(Items from a dataset)
^^^^
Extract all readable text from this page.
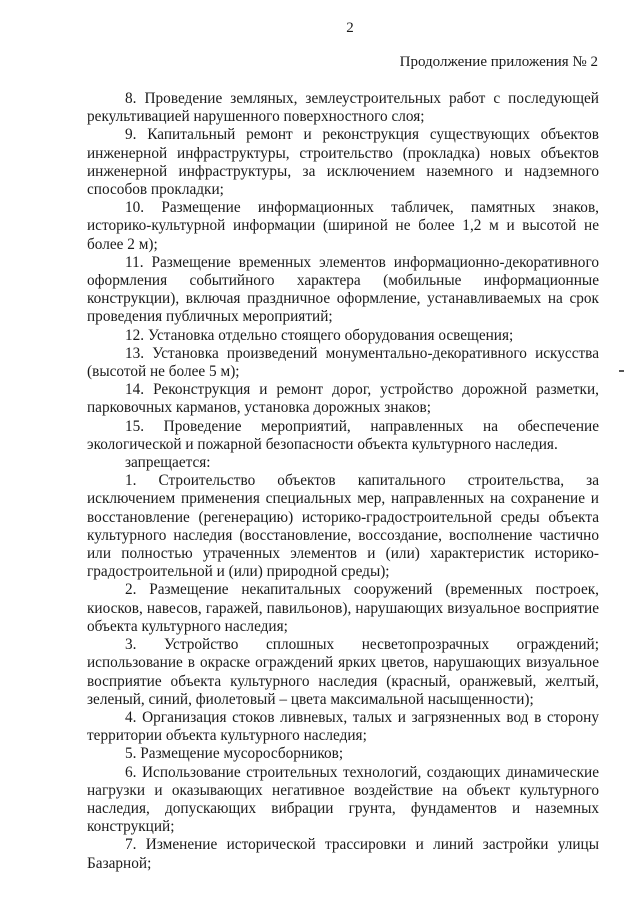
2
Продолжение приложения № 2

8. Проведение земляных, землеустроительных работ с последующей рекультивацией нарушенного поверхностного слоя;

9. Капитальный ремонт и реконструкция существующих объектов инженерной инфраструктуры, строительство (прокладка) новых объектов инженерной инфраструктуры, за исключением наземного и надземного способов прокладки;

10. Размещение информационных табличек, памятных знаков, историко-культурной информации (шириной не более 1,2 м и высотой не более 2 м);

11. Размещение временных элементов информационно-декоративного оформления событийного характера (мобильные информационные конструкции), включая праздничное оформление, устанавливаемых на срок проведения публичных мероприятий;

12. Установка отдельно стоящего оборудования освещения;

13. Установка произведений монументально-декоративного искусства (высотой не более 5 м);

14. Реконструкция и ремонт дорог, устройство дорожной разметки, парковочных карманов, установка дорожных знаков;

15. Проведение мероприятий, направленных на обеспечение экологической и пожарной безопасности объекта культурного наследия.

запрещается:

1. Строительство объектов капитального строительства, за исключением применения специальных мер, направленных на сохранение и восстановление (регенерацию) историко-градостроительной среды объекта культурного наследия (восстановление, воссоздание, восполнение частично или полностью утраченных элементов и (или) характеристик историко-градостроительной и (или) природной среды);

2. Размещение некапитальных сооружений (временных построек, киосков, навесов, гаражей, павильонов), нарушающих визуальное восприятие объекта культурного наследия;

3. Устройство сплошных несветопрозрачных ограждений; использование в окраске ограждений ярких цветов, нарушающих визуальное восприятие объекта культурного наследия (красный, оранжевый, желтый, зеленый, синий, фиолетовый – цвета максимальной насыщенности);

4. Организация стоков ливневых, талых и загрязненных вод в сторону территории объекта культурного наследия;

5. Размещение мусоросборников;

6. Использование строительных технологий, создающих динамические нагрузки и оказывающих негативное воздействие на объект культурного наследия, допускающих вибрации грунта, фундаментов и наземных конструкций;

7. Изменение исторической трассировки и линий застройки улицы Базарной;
^^^^
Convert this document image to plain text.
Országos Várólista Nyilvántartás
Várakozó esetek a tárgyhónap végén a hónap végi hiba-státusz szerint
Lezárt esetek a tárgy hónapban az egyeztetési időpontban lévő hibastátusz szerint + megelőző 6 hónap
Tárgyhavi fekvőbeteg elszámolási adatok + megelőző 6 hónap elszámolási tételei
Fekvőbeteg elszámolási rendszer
^^^^
Select the lines in this material that hold the word "Размещение", leaving none out.

Exercise output.
10. Размещение информационных табличек, памятных знаков, историко-культурной информации (шириной не более 1,2 м и высотой не более 2 м);
11. Размещение временных элементов информационно-декоративного оформления событийного характера (мобильные информационные конструкции), включая праздничное оформление, устанавливаемых на срок проведения публичных мероприятий;
2. Размещение некапитальных сооружений (временных построек, киосков, навесов, гаражей, павильонов), нарушающих визуальное восприятие объекта культурного наследия;
5. Размещение мусоросборников;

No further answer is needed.